* _What you will do_
Retype each line exactly. Skip images.
╭─ Supplied information
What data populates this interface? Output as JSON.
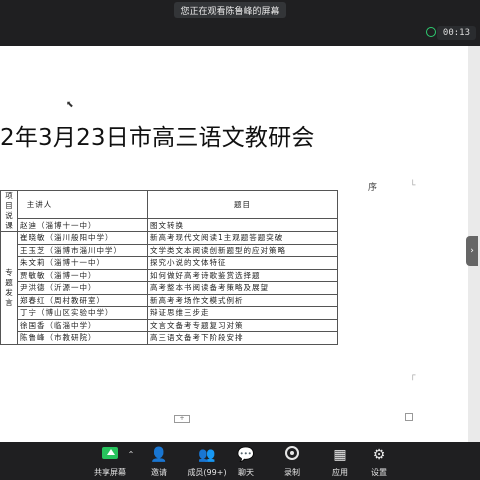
{
  "meeting": {
    "share_banner": "您正在观看陈鲁峰的屏幕",
    "timer": "00:13"
  },
  "document": {
    "title": "2年3月23日市高三语文教研会",
    "heading_tail": "序",
    "table": {
      "header": {
        "category": "项目说课",
        "speaker": "主讲人",
        "topic": "题目"
      },
      "first_row": {
        "speaker": "赵迪（淄博十一中）",
        "topic": "图文转换"
      },
      "group_label": "专题发言",
      "rows": [
        {
          "speaker": "崔晓敏（淄川般阳中学）",
          "topic": "新高考现代文阅读1主观题答题突破"
        },
        {
          "speaker": "王玉芝（淄博市淄川中学）",
          "topic": "文学类文本阅读创新题型的应对策略"
        },
        {
          "speaker": "朱文莉（淄博十一中）",
          "topic": "探究小说的文体特征"
        },
        {
          "speaker": "贾敏敏（淄博一中）",
          "topic": "如何做好高考诗歌鉴赏选择题"
        },
        {
          "speaker": "尹洪德（沂源一中）",
          "topic": "高考整本书阅读备考策略及展望"
        },
        {
          "speaker": "郑春红（周村教研室）",
          "topic": "新高考考场作文模式例析"
        },
        {
          "speaker": "丁宁（博山区实验中学）",
          "topic": "辩证思维三步走"
        },
        {
          "speaker": "徐国香（临淄中学）",
          "topic": "文言文备考专题复习对策"
        },
        {
          "speaker": "陈鲁峰（市教研院）",
          "topic": "高三语文备考下阶段安排"
        }
      ]
    }
  },
  "toolbar": {
    "share_label": "共享屏幕",
    "invite_label": "邀请",
    "members_label": "成员(99+)",
    "chat_label": "聊天",
    "record_label": "录制",
    "apps_label": "应用",
    "settings_label": "设置",
    "accent_color": "#27c35d"
  }
}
╰─
* _Solution to this task_
What data populates this interface? Output as JSON.
{
  "meeting": {
    "share_banner": "您正在观看陈鲁峰的屏幕",
    "timer": "00:13"
  },
  "document": {
    "title": "2年3月23日市高三语文教研会",
    "heading_tail": "序",
    "table": {
      "header": {
        "category": "项目说课",
        "speaker": "主讲人",
        "topic": "题目"
      },
      "first_row": {
        "speaker": "赵迪（淄博十一中）",
        "topic": "图文转换"
      },
      "group_label": "专题发言",
      "rows": [
        {
          "speaker": "崔晓敏（淄川般阳中学）",
          "topic": "新高考现代文阅读1主观题答题突破"
        },
        {
          "speaker": "王玉芝（淄博市淄川中学）",
          "topic": "文学类文本阅读创新题型的应对策略"
        },
        {
          "speaker": "朱文莉（淄博十一中）",
          "topic": "探究小说的文体特征"
        },
        {
          "speaker": "贾敏敏（淄博一中）",
          "topic": "如何做好高考诗歌鉴赏选择题"
        },
        {
          "speaker": "尹洪德（沂源一中）",
          "topic": "高考整本书阅读备考策略及展望"
        },
        {
          "speaker": "郑春红（周村教研室）",
          "topic": "新高考考场作文模式例析"
        },
        {
          "speaker": "丁宁（博山区实验中学）",
          "topic": "辩证思维三步走"
        },
        {
          "speaker": "徐国香（临淄中学）",
          "topic": "文言文备考专题复习对策"
        },
        {
          "speaker": "陈鲁峰（市教研院）",
          "topic": "高三语文备考下阶段安排"
        }
      ]
    }
  },
  "toolbar": {
    "share_label": "共享屏幕",
    "invite_label": "邀请",
    "members_label": "成员(99+)",
    "chat_label": "聊天",
    "record_label": "录制",
    "apps_label": "应用",
    "settings_label": "设置",
    "accent_color": "#27c35d"
  }
}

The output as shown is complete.